Go through the listing and write out all of it exactly.

## Dataset excerpt
------------------------------

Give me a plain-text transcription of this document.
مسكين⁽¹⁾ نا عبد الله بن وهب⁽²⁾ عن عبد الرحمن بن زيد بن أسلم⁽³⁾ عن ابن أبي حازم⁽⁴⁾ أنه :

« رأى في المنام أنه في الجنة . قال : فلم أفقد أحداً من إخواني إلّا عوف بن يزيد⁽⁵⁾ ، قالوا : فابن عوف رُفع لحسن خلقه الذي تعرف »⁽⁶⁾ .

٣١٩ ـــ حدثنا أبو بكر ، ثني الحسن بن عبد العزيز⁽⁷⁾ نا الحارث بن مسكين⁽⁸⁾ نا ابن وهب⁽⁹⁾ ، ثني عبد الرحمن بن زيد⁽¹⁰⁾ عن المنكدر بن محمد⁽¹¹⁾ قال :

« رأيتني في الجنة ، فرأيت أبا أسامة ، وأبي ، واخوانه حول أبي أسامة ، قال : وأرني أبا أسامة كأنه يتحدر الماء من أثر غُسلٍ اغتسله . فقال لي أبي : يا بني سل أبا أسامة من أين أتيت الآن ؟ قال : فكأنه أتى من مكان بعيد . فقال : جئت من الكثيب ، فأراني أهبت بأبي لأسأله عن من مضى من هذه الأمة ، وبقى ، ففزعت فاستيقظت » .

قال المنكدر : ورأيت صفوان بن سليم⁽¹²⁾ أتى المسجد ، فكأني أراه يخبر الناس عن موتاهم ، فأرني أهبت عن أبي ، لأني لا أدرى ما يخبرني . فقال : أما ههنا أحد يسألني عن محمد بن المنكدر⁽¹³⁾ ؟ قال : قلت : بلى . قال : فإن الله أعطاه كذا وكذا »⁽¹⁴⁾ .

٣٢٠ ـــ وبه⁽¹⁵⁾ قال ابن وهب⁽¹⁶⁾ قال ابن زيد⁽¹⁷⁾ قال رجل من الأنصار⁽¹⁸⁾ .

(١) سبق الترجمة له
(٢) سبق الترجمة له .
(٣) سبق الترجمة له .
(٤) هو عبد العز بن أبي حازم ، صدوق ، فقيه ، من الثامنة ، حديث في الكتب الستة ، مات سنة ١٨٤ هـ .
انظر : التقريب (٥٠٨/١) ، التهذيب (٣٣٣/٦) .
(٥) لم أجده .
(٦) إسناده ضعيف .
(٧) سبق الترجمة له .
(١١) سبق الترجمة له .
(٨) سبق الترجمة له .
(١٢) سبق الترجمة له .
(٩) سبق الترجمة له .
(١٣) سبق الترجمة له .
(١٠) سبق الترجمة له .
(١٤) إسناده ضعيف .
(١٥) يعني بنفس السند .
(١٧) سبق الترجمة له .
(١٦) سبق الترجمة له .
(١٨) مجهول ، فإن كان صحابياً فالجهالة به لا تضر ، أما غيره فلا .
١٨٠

------------------------------

## Solution to this exercise
Give me a plain-text transcription of this document.
مسكين⁽¹⁾ نا عبد الله بن وهب⁽²⁾ عن عبد الرحمن بن زيد بن أسلم⁽³⁾ عن ابن أبي حازم⁽⁴⁾ أنه :

« رأى في المنام أنه في الجنة . قال : فلم أفقد أحداً من إخواني إلّا عوف بن يزيد⁽⁵⁾ ، قالوا : فابن عوف رُفع لحسن خلقه الذي تعرف »⁽⁶⁾ .

٣١٩ ـــ حدثنا أبو بكر ، ثني الحسن بن عبد العزيز⁽⁷⁾ نا الحارث بن مسكين⁽⁸⁾ نا ابن وهب⁽⁹⁾ ، ثني عبد الرحمن بن زيد⁽¹⁰⁾ عن المنكدر بن محمد⁽¹¹⁾ قال :

« رأيتني في الجنة ، فرأيت أبا أسامة ، وأبي ، واخوانه حول أبي أسامة ، قال : وأرني أبا أسامة كأنه يتحدر الماء من أثر غُسلٍ اغتسله . فقال لي أبي : يا بني سل أبا أسامة من أين أتيت الآن ؟ قال : فكأنه أتى من مكان بعيد . فقال : جئت من الكثيب ، فأراني أهبت بأبي لأسأله عن من مضى من هذه الأمة ، وبقى ، ففزعت فاستيقظت » .

قال المنكدر : ورأيت صفوان بن سليم⁽¹²⁾ أتى المسجد ، فكأني أراه يخبر الناس عن موتاهم ، فأرني أهبت عن أبي ، لأني لا أدرى ما يخبرني . فقال : أما ههنا أحد يسألني عن محمد بن المنكدر⁽¹³⁾ ؟ قال : قلت : بلى . قال : فإن الله أعطاه كذا وكذا »⁽¹⁴⁾ .

٣٢٠ ـــ وبه⁽¹⁵⁾ قال ابن وهب⁽¹⁶⁾ قال ابن زيد⁽¹⁷⁾ قال رجل من الأنصار⁽¹⁸⁾ .

(١) سبق الترجمة له
(٢) سبق الترجمة له .
(٣) سبق الترجمة له .
(٤) هو عبد العز بن أبي حازم ، صدوق ، فقيه ، من الثامنة ، حديث في الكتب الستة ، مات سنة ١٨٤ هـ .
انظر : التقريب (٥٠٨/١) ، التهذيب (٣٣٣/٦) .
(٥) لم أجده .
(٦) إسناده ضعيف .
(٧) سبق الترجمة له .
(١١) سبق الترجمة له .
(٨) سبق الترجمة له .
(١٢) سبق الترجمة له .
(٩) سبق الترجمة له .
(١٣) سبق الترجمة له .
(١٠) سبق الترجمة له .
(١٤) إسناده ضعيف .
(١٥) يعني بنفس السند .
(١٧) سبق الترجمة له .
(١٦) سبق الترجمة له .
(١٨) مجهول ، فإن كان صحابياً فالجهالة به لا تضر ، أما غيره فلا .
١٨٠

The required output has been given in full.